[Start]

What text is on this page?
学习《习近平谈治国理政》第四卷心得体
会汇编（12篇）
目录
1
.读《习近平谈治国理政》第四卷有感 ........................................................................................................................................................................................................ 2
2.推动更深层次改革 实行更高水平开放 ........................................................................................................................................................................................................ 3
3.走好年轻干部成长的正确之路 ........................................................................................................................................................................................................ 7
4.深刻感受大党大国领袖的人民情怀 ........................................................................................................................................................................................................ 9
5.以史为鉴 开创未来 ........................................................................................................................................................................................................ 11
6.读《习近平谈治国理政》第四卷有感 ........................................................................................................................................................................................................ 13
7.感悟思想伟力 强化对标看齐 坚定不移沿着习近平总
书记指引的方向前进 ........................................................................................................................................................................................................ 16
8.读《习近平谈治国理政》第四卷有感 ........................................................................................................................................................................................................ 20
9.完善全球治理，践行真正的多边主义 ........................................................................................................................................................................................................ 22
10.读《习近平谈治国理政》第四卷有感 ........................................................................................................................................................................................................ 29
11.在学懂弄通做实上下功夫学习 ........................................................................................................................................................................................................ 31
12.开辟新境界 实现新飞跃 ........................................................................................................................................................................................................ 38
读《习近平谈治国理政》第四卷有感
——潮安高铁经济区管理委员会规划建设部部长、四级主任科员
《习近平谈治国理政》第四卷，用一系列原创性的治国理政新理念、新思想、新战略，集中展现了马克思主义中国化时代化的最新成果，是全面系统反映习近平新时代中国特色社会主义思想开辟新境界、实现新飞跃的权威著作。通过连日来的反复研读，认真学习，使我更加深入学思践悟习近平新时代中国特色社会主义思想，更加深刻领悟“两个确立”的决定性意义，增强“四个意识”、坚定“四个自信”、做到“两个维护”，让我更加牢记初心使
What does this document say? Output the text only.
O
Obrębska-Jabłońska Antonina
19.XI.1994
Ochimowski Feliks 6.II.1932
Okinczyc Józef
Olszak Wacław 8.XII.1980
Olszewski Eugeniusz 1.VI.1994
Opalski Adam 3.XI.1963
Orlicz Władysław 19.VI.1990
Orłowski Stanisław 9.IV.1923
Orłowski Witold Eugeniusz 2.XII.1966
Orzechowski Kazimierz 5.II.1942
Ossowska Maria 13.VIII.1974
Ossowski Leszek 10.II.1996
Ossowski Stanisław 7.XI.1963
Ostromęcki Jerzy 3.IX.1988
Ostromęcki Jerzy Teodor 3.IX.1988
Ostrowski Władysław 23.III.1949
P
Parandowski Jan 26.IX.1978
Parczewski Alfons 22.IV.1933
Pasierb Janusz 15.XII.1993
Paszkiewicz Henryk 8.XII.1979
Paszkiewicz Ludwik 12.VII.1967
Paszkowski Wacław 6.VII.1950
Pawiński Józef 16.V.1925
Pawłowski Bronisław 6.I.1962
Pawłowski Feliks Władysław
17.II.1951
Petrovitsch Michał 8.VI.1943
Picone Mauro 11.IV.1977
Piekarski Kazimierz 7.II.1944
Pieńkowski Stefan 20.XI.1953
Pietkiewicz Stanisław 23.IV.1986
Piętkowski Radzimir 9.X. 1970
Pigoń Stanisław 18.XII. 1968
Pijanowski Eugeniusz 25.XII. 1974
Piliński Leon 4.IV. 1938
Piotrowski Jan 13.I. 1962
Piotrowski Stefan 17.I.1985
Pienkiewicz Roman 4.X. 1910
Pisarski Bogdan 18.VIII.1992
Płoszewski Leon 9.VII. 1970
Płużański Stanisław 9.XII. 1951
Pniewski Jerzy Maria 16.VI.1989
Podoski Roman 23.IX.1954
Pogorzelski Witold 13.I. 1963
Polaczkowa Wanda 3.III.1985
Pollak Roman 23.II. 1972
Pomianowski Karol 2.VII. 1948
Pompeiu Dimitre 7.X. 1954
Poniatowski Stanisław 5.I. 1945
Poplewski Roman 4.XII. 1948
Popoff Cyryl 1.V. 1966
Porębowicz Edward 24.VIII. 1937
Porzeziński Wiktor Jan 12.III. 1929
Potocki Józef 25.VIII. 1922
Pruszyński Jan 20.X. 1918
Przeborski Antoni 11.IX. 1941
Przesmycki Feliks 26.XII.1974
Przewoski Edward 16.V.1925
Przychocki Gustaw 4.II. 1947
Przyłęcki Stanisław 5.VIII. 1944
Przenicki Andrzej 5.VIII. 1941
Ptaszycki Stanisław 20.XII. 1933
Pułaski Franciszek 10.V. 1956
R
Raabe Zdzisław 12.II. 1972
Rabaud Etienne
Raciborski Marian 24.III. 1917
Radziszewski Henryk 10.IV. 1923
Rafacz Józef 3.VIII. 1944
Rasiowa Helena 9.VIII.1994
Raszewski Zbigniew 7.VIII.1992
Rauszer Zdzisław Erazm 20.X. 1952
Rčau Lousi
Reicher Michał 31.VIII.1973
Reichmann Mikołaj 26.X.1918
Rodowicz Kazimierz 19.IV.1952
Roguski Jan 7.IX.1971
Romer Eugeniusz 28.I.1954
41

[End]

From the preceding material, extract every line exactly.

What text is on this page?
学习《习近平谈治国理政》第四卷心得体
会汇编（12篇）
目录
1
.读《习近平谈治国理政》第四卷有感 ........................................................................................................................................................................................................ 2
2.推动更深层次改革 实行更高水平开放 ........................................................................................................................................................................................................ 3
3.走好年轻干部成长的正确之路 ........................................................................................................................................................................................................ 7
4.深刻感受大党大国领袖的人民情怀 ........................................................................................................................................................................................................ 9
5.以史为鉴 开创未来 ........................................................................................................................................................................................................ 11
6.读《习近平谈治国理政》第四卷有感 ........................................................................................................................................................................................................ 13
7.感悟思想伟力 强化对标看齐 坚定不移沿着习近平总
书记指引的方向前进 ........................................................................................................................................................................................................ 16
8.读《习近平谈治国理政》第四卷有感 ........................................................................................................................................................................................................ 20
9.完善全球治理，践行真正的多边主义 ........................................................................................................................................................................................................ 22
10.读《习近平谈治国理政》第四卷有感 ........................................................................................................................................................................................................ 29
11.在学懂弄通做实上下功夫学习 ........................................................................................................................................................................................................ 31
12.开辟新境界 实现新飞跃 ........................................................................................................................................................................................................ 38
读《习近平谈治国理政》第四卷有感
——潮安高铁经济区管理委员会规划建设部部长、四级主任科员
《习近平谈治国理政》第四卷，用一系列原创性的治国理政新理念、新思想、新战略，集中展现了马克思主义中国化时代化的最新成果，是全面系统反映习近平新时代中国特色社会主义思想开辟新境界、实现新飞跃的权威著作。通过连日来的反复研读，认真学习，使我更加深入学思践悟习近平新时代中国特色社会主义思想，更加深刻领悟“两个确立”的决定性意义，增强“四个意识”、坚定“四个自信”、做到“两个维护”，让我更加牢记初心使
What does this document say? Output the text only.
O
Obrębska-Jabłońska Antonina
19.XI.1994
Ochimowski Feliks 6.II.1932
Okinczyc Józef
Olszak Wacław 8.XII.1980
Olszewski Eugeniusz 1.VI.1994
Opalski Adam 3.XI.1963
Orlicz Władysław 19.VI.1990
Orłowski Stanisław 9.IV.1923
Orłowski Witold Eugeniusz 2.XII.1966
Orzechowski Kazimierz 5.II.1942
Ossowska Maria 13.VIII.1974
Ossowski Leszek 10.II.1996
Ossowski Stanisław 7.XI.1963
Ostromęcki Jerzy 3.IX.1988
Ostromęcki Jerzy Teodor 3.IX.1988
Ostrowski Władysław 23.III.1949
P
Parandowski Jan 26.IX.1978
Parczewski Alfons 22.IV.1933
Pasierb Janusz 15.XII.1993
Paszkiewicz Henryk 8.XII.1979
Paszkiewicz Ludwik 12.VII.1967
Paszkowski Wacław 6.VII.1950
Pawiński Józef 16.V.1925
Pawłowski Bronisław 6.I.1962
Pawłowski Feliks Władysław
17.II.1951
Petrovitsch Michał 8.VI.1943
Picone Mauro 11.IV.1977
Piekarski Kazimierz 7.II.1944
Pieńkowski Stefan 20.XI.1953
Pietkiewicz Stanisław 23.IV.1986
Piętkowski Radzimir 9.X. 1970
Pigoń Stanisław 18.XII. 1968
Pijanowski Eugeniusz 25.XII. 1974
Piliński Leon 4.IV. 1938
Piotrowski Jan 13.I. 1962
Piotrowski Stefan 17.I.1985
Pienkiewicz Roman 4.X. 1910
Pisarski Bogdan 18.VIII.1992
Płoszewski Leon 9.VII. 1970
Płużański Stanisław 9.XII. 1951
Pniewski Jerzy Maria 16.VI.1989
Podoski Roman 23.IX.1954
Pogorzelski Witold 13.I. 1963
Polaczkowa Wanda 3.III.1985
Pollak Roman 23.II. 1972
Pomianowski Karol 2.VII. 1948
Pompeiu Dimitre 7.X. 1954
Poniatowski Stanisław 5.I. 1945
Poplewski Roman 4.XII. 1948
Popoff Cyryl 1.V. 1966
Porębowicz Edward 24.VIII. 1937
Porzeziński Wiktor Jan 12.III. 1929
Potocki Józef 25.VIII. 1922
Pruszyński Jan 20.X. 1918
Przeborski Antoni 11.IX. 1941
Przesmycki Feliks 26.XII.1974
Przewoski Edward 16.V.1925
Przychocki Gustaw 4.II. 1947
Przyłęcki Stanisław 5.VIII. 1944
Przenicki Andrzej 5.VIII. 1941
Ptaszycki Stanisław 20.XII. 1933
Pułaski Franciszek 10.V. 1956
R
Raabe Zdzisław 12.II. 1972
Rabaud Etienne
Raciborski Marian 24.III. 1917
Radziszewski Henryk 10.IV. 1923
Rafacz Józef 3.VIII. 1944
Rasiowa Helena 9.VIII.1994
Raszewski Zbigniew 7.VIII.1992
Rauszer Zdzisław Erazm 20.X. 1952
Rčau Lousi
Reicher Michał 31.VIII.1973
Reichmann Mikołaj 26.X.1918
Rodowicz Kazimierz 19.IV.1952
Roguski Jan 7.IX.1971
Romer Eugeniusz 28.I.1954
41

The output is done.